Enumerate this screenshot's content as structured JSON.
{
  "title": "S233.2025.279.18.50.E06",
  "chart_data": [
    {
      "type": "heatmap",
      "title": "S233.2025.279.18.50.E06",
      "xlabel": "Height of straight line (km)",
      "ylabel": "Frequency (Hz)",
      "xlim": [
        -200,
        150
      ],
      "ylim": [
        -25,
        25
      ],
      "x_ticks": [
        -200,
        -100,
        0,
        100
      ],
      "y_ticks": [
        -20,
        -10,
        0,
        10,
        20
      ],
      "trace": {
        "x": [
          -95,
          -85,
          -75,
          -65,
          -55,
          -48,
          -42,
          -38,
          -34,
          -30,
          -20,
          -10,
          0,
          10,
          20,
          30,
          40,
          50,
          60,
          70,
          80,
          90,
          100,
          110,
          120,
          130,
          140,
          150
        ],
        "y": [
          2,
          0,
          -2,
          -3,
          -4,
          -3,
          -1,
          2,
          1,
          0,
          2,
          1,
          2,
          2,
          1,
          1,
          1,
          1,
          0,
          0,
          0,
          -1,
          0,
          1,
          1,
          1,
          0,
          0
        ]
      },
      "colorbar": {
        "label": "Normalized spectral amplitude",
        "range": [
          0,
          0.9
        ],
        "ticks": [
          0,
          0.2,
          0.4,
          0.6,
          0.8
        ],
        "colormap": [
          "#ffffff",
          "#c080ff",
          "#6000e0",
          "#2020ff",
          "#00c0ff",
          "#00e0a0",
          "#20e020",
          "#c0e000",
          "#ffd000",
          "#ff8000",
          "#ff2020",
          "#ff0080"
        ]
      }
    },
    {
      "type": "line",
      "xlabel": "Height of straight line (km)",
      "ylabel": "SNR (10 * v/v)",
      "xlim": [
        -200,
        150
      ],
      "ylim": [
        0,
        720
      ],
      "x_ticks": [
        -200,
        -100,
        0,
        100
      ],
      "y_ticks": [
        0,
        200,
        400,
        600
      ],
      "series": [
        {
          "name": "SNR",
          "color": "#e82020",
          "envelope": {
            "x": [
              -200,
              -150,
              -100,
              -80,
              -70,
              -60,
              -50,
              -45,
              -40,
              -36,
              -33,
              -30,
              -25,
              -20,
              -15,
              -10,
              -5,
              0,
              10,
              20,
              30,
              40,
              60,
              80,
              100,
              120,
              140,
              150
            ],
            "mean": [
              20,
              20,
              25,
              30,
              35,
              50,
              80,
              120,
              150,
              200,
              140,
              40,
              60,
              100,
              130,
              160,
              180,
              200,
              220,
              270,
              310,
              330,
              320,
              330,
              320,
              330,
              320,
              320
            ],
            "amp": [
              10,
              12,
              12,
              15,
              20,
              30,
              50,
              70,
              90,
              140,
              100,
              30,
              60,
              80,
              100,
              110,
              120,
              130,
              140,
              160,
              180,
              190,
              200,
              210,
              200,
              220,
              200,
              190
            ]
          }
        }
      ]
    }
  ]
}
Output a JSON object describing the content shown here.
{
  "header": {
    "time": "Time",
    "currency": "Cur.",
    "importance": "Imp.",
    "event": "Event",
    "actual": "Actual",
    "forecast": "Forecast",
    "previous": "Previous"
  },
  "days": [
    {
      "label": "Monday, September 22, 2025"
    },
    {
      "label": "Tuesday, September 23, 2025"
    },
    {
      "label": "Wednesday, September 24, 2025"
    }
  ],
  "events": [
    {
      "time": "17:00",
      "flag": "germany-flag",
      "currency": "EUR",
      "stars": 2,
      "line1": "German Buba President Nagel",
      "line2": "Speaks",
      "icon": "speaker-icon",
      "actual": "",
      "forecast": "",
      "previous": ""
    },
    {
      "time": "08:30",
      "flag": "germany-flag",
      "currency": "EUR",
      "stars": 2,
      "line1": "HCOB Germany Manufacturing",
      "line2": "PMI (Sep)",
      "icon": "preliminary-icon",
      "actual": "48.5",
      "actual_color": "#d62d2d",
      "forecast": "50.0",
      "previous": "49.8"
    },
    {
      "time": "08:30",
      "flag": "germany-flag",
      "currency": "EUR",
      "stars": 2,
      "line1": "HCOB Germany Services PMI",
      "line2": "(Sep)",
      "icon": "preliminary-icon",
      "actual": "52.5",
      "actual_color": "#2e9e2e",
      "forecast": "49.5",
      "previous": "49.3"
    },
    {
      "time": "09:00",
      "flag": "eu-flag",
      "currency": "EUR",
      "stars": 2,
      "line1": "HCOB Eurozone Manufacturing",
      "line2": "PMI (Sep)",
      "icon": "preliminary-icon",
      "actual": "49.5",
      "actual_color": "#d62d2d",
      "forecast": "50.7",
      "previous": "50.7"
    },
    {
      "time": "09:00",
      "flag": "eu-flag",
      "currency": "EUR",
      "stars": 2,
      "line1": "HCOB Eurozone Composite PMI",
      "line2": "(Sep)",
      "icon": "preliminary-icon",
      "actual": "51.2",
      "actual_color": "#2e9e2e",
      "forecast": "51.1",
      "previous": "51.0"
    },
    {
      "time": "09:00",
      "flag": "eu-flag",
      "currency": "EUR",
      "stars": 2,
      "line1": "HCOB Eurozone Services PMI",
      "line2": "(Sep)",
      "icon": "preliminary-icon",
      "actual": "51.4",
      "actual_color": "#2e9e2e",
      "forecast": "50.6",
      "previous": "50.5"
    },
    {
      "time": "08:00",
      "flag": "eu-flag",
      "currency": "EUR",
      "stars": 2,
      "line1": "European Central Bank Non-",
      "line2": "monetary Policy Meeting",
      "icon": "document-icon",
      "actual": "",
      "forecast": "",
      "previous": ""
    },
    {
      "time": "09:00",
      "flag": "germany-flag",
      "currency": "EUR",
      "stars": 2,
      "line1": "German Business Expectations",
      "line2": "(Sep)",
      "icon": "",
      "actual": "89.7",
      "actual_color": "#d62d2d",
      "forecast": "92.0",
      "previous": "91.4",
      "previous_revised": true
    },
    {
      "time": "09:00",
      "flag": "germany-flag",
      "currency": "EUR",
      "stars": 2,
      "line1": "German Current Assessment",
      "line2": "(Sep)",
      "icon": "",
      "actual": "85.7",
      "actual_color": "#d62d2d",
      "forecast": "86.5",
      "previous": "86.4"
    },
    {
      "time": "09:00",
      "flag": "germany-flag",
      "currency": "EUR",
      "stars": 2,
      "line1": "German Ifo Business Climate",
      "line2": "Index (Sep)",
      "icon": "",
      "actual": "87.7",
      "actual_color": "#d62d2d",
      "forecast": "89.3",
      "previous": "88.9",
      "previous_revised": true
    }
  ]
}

Problem description :: Above are the records; copy every line in them that holds the word "JSON".

Task output ::
Enumerate this screenshot's content as structured JSON.
Output a JSON object describing the content shown here.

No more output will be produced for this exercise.